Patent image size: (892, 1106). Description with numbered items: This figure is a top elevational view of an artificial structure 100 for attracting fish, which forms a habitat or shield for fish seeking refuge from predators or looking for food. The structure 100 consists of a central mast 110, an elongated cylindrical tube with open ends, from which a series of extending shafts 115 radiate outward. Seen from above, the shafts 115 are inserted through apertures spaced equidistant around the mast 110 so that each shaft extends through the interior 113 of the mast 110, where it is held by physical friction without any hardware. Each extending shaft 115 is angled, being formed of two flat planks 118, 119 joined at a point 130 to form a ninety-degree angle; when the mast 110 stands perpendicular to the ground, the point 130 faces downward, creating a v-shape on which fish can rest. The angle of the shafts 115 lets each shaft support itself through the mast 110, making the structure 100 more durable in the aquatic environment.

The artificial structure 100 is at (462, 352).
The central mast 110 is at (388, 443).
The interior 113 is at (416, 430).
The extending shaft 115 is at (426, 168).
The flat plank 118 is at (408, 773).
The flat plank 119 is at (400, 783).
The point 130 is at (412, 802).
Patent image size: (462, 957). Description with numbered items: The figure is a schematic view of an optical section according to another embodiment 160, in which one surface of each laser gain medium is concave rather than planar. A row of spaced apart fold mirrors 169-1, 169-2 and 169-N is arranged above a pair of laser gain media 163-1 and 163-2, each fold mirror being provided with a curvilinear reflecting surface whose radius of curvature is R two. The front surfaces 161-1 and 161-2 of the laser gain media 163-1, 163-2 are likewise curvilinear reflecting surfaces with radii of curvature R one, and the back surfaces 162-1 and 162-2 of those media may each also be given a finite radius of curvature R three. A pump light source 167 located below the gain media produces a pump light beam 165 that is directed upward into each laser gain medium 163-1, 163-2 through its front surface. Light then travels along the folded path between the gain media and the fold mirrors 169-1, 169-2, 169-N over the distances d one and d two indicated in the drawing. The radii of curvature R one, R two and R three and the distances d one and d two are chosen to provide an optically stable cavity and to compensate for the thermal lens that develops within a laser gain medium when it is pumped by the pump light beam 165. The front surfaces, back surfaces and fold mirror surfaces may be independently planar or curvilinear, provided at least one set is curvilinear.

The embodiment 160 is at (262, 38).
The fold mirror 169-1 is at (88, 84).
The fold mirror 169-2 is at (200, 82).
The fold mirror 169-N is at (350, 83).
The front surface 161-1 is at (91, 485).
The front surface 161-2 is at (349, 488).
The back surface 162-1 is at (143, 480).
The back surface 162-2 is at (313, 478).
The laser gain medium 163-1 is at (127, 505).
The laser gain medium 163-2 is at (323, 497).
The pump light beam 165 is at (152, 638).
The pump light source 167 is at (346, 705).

### EXERCISE INSTRUCTIONS
Retype every item above line for line, with no changes.

### EXERCISE ANSWER
Patent image size: (892, 1106). Description with numbered items: This figure is a top elevational view of an artificial structure 100 for attracting fish, which forms a habitat or shield for fish seeking refuge from predators or looking for food. The structure 100 consists of a central mast 110, an elongated cylindrical tube with open ends, from which a series of extending shafts 115 radiate outward. Seen from above, the shafts 115 are inserted through apertures spaced equidistant around the mast 110 so that each shaft extends through the interior 113 of the mast 110, where it is held by physical friction without any hardware. Each extending shaft 115 is angled, being formed of two flat planks 118, 119 joined at a point 130 to form a ninety-degree angle; when the mast 110 stands perpendicular to the ground, the point 130 faces downward, creating a v-shape on which fish can rest. The angle of the shafts 115 lets each shaft support itself through the mast 110, making the structure 100 more durable in the aquatic environment.

The artificial structure 100 is at (462, 352).
The central mast 110 is at (388, 443).
The interior 113 is at (416, 430).
The extending shaft 115 is at (426, 168).
The flat plank 118 is at (408, 773).
The flat plank 119 is at (400, 783).
The point 130 is at (412, 802).
Patent image size: (462, 957). Description with numbered items: The figure is a schematic view of an optical section according to another embodiment 160, in which one surface of each laser gain medium is concave rather than planar. A row of spaced apart fold mirrors 169-1, 169-2 and 169-N is arranged above a pair of laser gain media 163-1 and 163-2, each fold mirror being provided with a curvilinear reflecting surface whose radius of curvature is R two. The front surfaces 161-1 and 161-2 of the laser gain media 163-1, 163-2 are likewise curvilinear reflecting surfaces with radii of curvature R one, and the back surfaces 162-1 and 162-2 of those media may each also be given a finite radius of curvature R three. A pump light source 167 located below the gain media produces a pump light beam 165 that is directed upward into each laser gain medium 163-1, 163-2 through its front surface. Light then travels along the folded path between the gain media and the fold mirrors 169-1, 169-2, 169-N over the distances d one and d two indicated in the drawing. The radii of curvature R one, R two and R three and the distances d one and d two are chosen to provide an optically stable cavity and to compensate for the thermal lens that develops within a laser gain medium when it is pumped by the pump light beam 165. The front surfaces, back surfaces and fold mirror surfaces may be independently planar or curvilinear, provided at least one set is curvilinear.

The embodiment 160 is at (262, 38).
The fold mirror 169-1 is at (88, 84).
The fold mirror 169-2 is at (200, 82).
The fold mirror 169-N is at (350, 83).
The front surface 161-1 is at (91, 485).
The front surface 161-2 is at (349, 488).
The back surface 162-1 is at (143, 480).
The back surface 162-2 is at (313, 478).
The laser gain medium 163-1 is at (127, 505).
The laser gain medium 163-2 is at (323, 497).
The pump light beam 165 is at (152, 638).
The pump light source 167 is at (346, 705).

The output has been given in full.